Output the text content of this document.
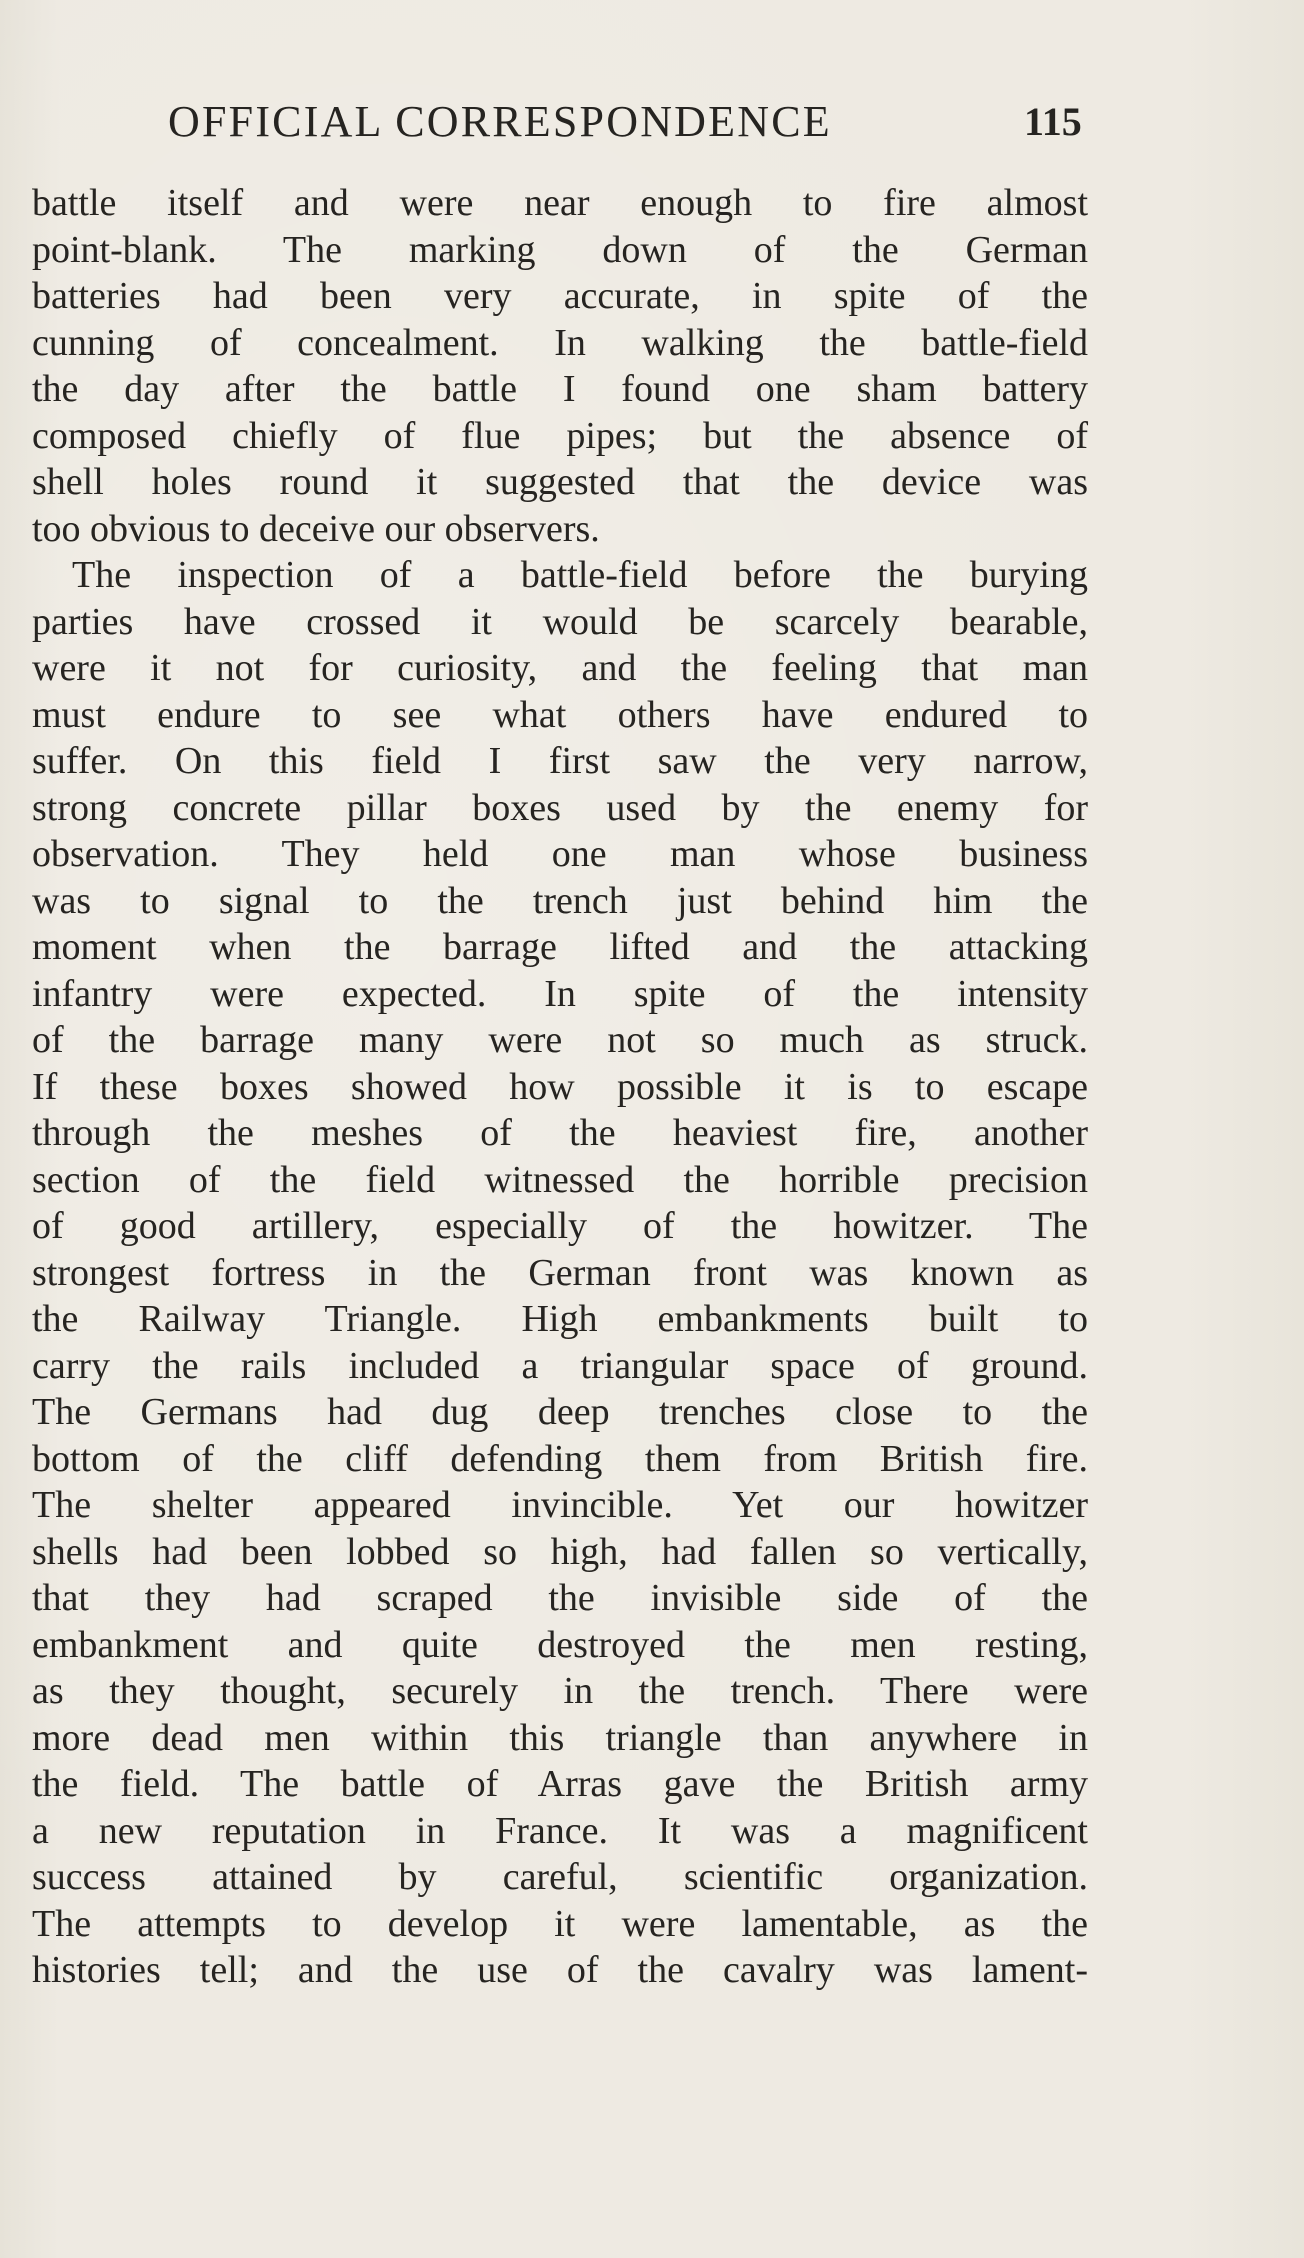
OFFICIAL CORRESPONDENCE	115
battle itself and were near enough to fire almost
point-blank. The marking down of the German
batteries had been very accurate, in spite of the
cunning of concealment. In walking the battle-field
the day after the battle I found one sham battery
composed chiefly of flue pipes; but the absence of
shell holes round it suggested that the device was
too obvious to deceive our observers.
The inspection of a battle-field before the burying
parties have crossed it would be scarcely bearable,
were it not for curiosity, and the feeling that man
must endure to see what others have endured to
suffer. On this field I first saw the very narrow,
strong concrete pillar boxes used by the enemy for
observation. They held one man whose business
was to signal to the trench just behind him the
moment when the barrage lifted and the attacking
infantry were expected. In spite of the intensity
of the barrage many were not so much as struck.
If these boxes showed how possible it is to escape
through the meshes of the heaviest fire, another
section of the field witnessed the horrible precision
of good artillery, especially of the howitzer. The
strongest fortress in the German front was known as
the Railway Triangle. High embankments built to
carry the rails included a triangular space of ground.
The Germans had dug deep trenches close to the
bottom of the cliff defending them from British fire.
The shelter appeared invincible. Yet our howitzer
shells had been lobbed so high, had fallen so vertically,
that they had scraped the invisible side of the
embankment and quite destroyed the men resting,
as they thought, securely in the trench. There were
more dead men within this triangle than anywhere in
the field. The battle of Arras gave the British army
a new reputation in France. It was a magnificent
success attained by careful, scientific organization.
The attempts to develop it were lamentable, as the
histories tell; and the use of the cavalry was lament-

※ ※ ※

**WHAT TO DO**
Where a line above contains the word "British", copy that line.

**RESPONSE**
bottom of the cliff defending them from British fire.
the field. The battle of Arras gave the British army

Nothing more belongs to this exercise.